Activity
Could all of the entries be written out exactly, with any pictures omitted?

(Data entries)
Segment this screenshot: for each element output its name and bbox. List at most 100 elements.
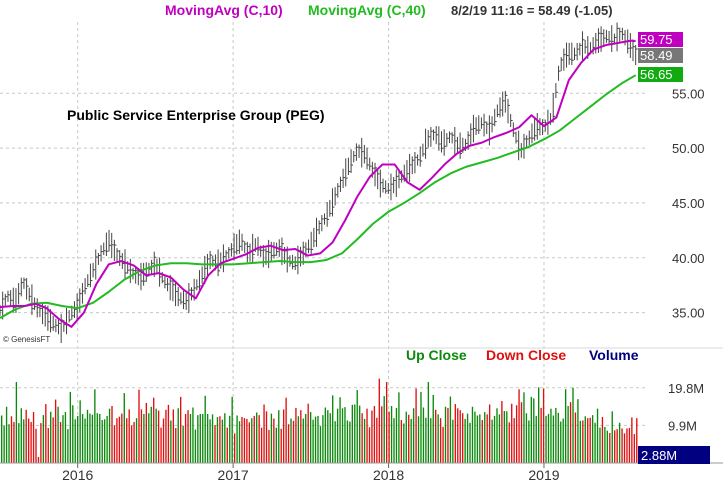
volume-bar: [383, 396, 385, 463]
volume-bar: [182, 425, 184, 463]
volume-bar: [113, 425, 116, 463]
volume-bar: [417, 416, 420, 463]
volume-bar: [415, 388, 417, 463]
volume-bar: [405, 411, 407, 463]
volume-bar: [278, 410, 280, 463]
volume-bar: [108, 408, 111, 463]
volume-bar: [224, 413, 226, 463]
volume-bar: [633, 434, 635, 463]
volume-bar: [381, 406, 383, 463]
volume-bar: [253, 415, 255, 463]
volume-bar: [94, 389, 96, 463]
volume-bar: [464, 418, 466, 463]
volume-bar: [302, 418, 304, 463]
volume-bar: [307, 403, 309, 463]
volume-bar: [187, 410, 189, 463]
volume-bar: [550, 408, 552, 463]
volume-bar: [378, 378, 380, 463]
volume-bar: [363, 418, 366, 463]
volume-bar: [346, 420, 349, 463]
credit-text: © GenesisFT: [3, 335, 50, 344]
volume-bar: [74, 419, 76, 463]
volume-bar: [59, 421, 62, 463]
volume-bar: [258, 415, 260, 463]
close-last-tag: 58.49: [638, 48, 683, 63]
volume-bar: [555, 407, 557, 463]
volume-bar: [587, 418, 589, 463]
volume-bar: [206, 413, 209, 463]
volume-bar: [412, 408, 415, 463]
volume-bar: [20, 408, 22, 463]
volume-bar: [533, 398, 535, 463]
year-tick-label: 2019: [528, 467, 559, 483]
volume-bar: [309, 412, 312, 463]
volume-bar: [130, 425, 133, 463]
volume-bar: [498, 414, 501, 463]
volume-bar: [508, 422, 510, 463]
volume-bar: [562, 418, 564, 463]
volume-bar: [50, 411, 52, 463]
volume-bar: [479, 414, 481, 463]
volume-bar: [219, 416, 221, 463]
volume-bar: [126, 418, 128, 463]
volume-bar: [560, 421, 562, 463]
volume-bar: [599, 427, 601, 463]
volume-bar: [334, 421, 336, 463]
volume-bar: [403, 423, 405, 463]
volume-bar: [300, 410, 302, 463]
volume-bar: [111, 406, 113, 463]
price-tick-label: 50.00: [672, 141, 705, 156]
volume-bar: [496, 408, 498, 463]
volume-bar: [175, 428, 177, 463]
volume-bar: [437, 414, 439, 463]
volume-bar: [354, 404, 356, 463]
volume-bar: [385, 382, 388, 463]
volume-bar: [481, 420, 483, 463]
volume-bar: [577, 399, 579, 463]
volume-bar: [197, 415, 199, 463]
volume-bar: [243, 418, 246, 463]
price-tick-label: 35.00: [672, 306, 705, 321]
volume-bar: [601, 417, 604, 463]
volume-bar: [157, 410, 160, 463]
volume-bar: [273, 418, 275, 463]
volume-bar: [263, 404, 265, 463]
volume-bar: [238, 421, 241, 463]
volume-bar: [474, 411, 476, 463]
chart-title: Public Service Enterprise Group (PEG): [67, 107, 325, 123]
volume-bar: [611, 411, 613, 463]
volume-bar: [459, 410, 461, 463]
volume-bar: [327, 410, 329, 463]
volume-bar: [57, 406, 59, 463]
volume-bar: [79, 400, 81, 463]
volume-bar: [143, 413, 145, 463]
volume-bar: [84, 418, 86, 463]
volume-bar: [52, 417, 54, 463]
volume-bar: [361, 413, 363, 463]
volume-bar: [430, 418, 432, 463]
year-tick-label: 2018: [373, 467, 404, 483]
volume-bar: [64, 412, 67, 463]
volume-bar: [297, 416, 300, 463]
volume-bar: [486, 414, 488, 463]
volume-bar: [77, 415, 79, 463]
volume-bar: [427, 382, 430, 463]
volume-bar: [567, 406, 569, 463]
volume-bar: [295, 407, 297, 463]
volume-bar: [282, 409, 285, 463]
volume-bar: [520, 402, 523, 463]
volume-last-value: 2.88M: [641, 448, 677, 463]
volume-bar: [177, 408, 179, 463]
volume-bar: [572, 387, 574, 463]
axes: 35.00 40.00 45.00 50.00 55.00 2016 2017 2018 201…: [0, 86, 723, 483]
volume-bar: [569, 402, 572, 463]
volume-bars: [1, 378, 640, 463]
volume-bar: [62, 415, 64, 463]
volume-bar: [81, 413, 84, 463]
ma10-line: [0, 39, 636, 328]
volume-bar: [260, 427, 263, 463]
volume-bar: [192, 407, 194, 463]
volume-bar: [25, 409, 27, 463]
volume-bar: [452, 419, 454, 463]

Output
Segment this screenshot: for each element output its name and bbox. List at most 100 elements.
volume-bar: [383, 396, 385, 463]
volume-bar: [182, 425, 184, 463]
volume-bar: [113, 425, 116, 463]
volume-bar: [417, 416, 420, 463]
volume-bar: [415, 388, 417, 463]
volume-bar: [405, 411, 407, 463]
volume-bar: [278, 410, 280, 463]
volume-bar: [108, 408, 111, 463]
volume-bar: [224, 413, 226, 463]
volume-bar: [633, 434, 635, 463]
volume-bar: [381, 406, 383, 463]
volume-bar: [253, 415, 255, 463]
volume-bar: [94, 389, 96, 463]
volume-bar: [464, 418, 466, 463]
volume-bar: [302, 418, 304, 463]
volume-bar: [307, 403, 309, 463]
volume-bar: [187, 410, 189, 463]
volume-bar: [550, 408, 552, 463]
volume-bar: [378, 378, 380, 463]
volume-bar: [363, 418, 366, 463]
volume-bar: [346, 420, 349, 463]
credit-text: © GenesisFT: [3, 335, 50, 344]
volume-bar: [74, 419, 76, 463]
volume-bar: [59, 421, 62, 463]
volume-bar: [258, 415, 260, 463]
close-last-tag: 58.49: [638, 48, 683, 63]
volume-bar: [555, 407, 557, 463]
volume-bar: [587, 418, 589, 463]
volume-bar: [206, 413, 209, 463]
volume-bar: [412, 408, 415, 463]
volume-bar: [20, 408, 22, 463]
volume-bar: [533, 398, 535, 463]
year-tick-label: 2019: [528, 467, 559, 483]
volume-bar: [309, 412, 312, 463]
volume-bar: [130, 425, 133, 463]
volume-bar: [498, 414, 501, 463]
volume-bar: [508, 422, 510, 463]
volume-bar: [562, 418, 564, 463]
volume-bar: [50, 411, 52, 463]
volume-bar: [479, 414, 481, 463]
volume-bar: [219, 416, 221, 463]
volume-bar: [126, 418, 128, 463]
volume-bar: [560, 421, 562, 463]
volume-bar: [599, 427, 601, 463]
volume-bar: [334, 421, 336, 463]
volume-bar: [403, 423, 405, 463]
volume-bar: [300, 410, 302, 463]
volume-bar: [111, 406, 113, 463]
price-tick-label: 50.00: [672, 141, 705, 156]
volume-bar: [496, 408, 498, 463]
volume-bar: [175, 428, 177, 463]
volume-bar: [437, 414, 439, 463]
volume-bar: [354, 404, 356, 463]
volume-bar: [385, 382, 388, 463]
volume-bar: [481, 420, 483, 463]
volume-bar: [577, 399, 579, 463]
volume-bar: [197, 415, 199, 463]
volume-bar: [243, 418, 246, 463]
price-tick-label: 35.00: [672, 306, 705, 321]
volume-bar: [601, 417, 604, 463]
volume-bar: [157, 410, 160, 463]
volume-bar: [273, 418, 275, 463]
volume-bar: [263, 404, 265, 463]
volume-bar: [238, 421, 241, 463]
volume-bar: [474, 411, 476, 463]
chart-title: Public Service Enterprise Group (PEG): [67, 107, 325, 123]
volume-bar: [611, 411, 613, 463]
volume-bar: [459, 410, 461, 463]
volume-bar: [327, 410, 329, 463]
volume-bar: [57, 406, 59, 463]
volume-bar: [79, 400, 81, 463]
volume-bar: [143, 413, 145, 463]
volume-bar: [84, 418, 86, 463]
volume-bar: [52, 417, 54, 463]
volume-bar: [361, 413, 363, 463]
volume-bar: [430, 418, 432, 463]
year-tick-label: 2018: [373, 467, 404, 483]
volume-bar: [64, 412, 67, 463]
volume-bar: [297, 416, 300, 463]
volume-bar: [486, 414, 488, 463]
volume-bar: [77, 415, 79, 463]
volume-bar: [427, 382, 430, 463]
volume-bar: [567, 406, 569, 463]
volume-bar: [295, 407, 297, 463]
volume-bar: [282, 409, 285, 463]
volume-bar: [520, 402, 523, 463]
volume-last-value: 2.88M: [641, 448, 677, 463]
volume-bar: [177, 408, 179, 463]
volume-bar: [572, 387, 574, 463]
axes: 35.00 40.00 45.00 50.00 55.00 2016 2017 2018 201…: [0, 86, 723, 483]
volume-bar: [569, 402, 572, 463]
volume-bars: [1, 378, 640, 463]
volume-bar: [62, 415, 64, 463]
volume-bar: [81, 413, 84, 463]
ma10-line: [0, 39, 636, 328]
volume-bar: [260, 427, 263, 463]
volume-bar: [192, 407, 194, 463]
volume-bar: [25, 409, 27, 463]
volume-bar: [452, 419, 454, 463]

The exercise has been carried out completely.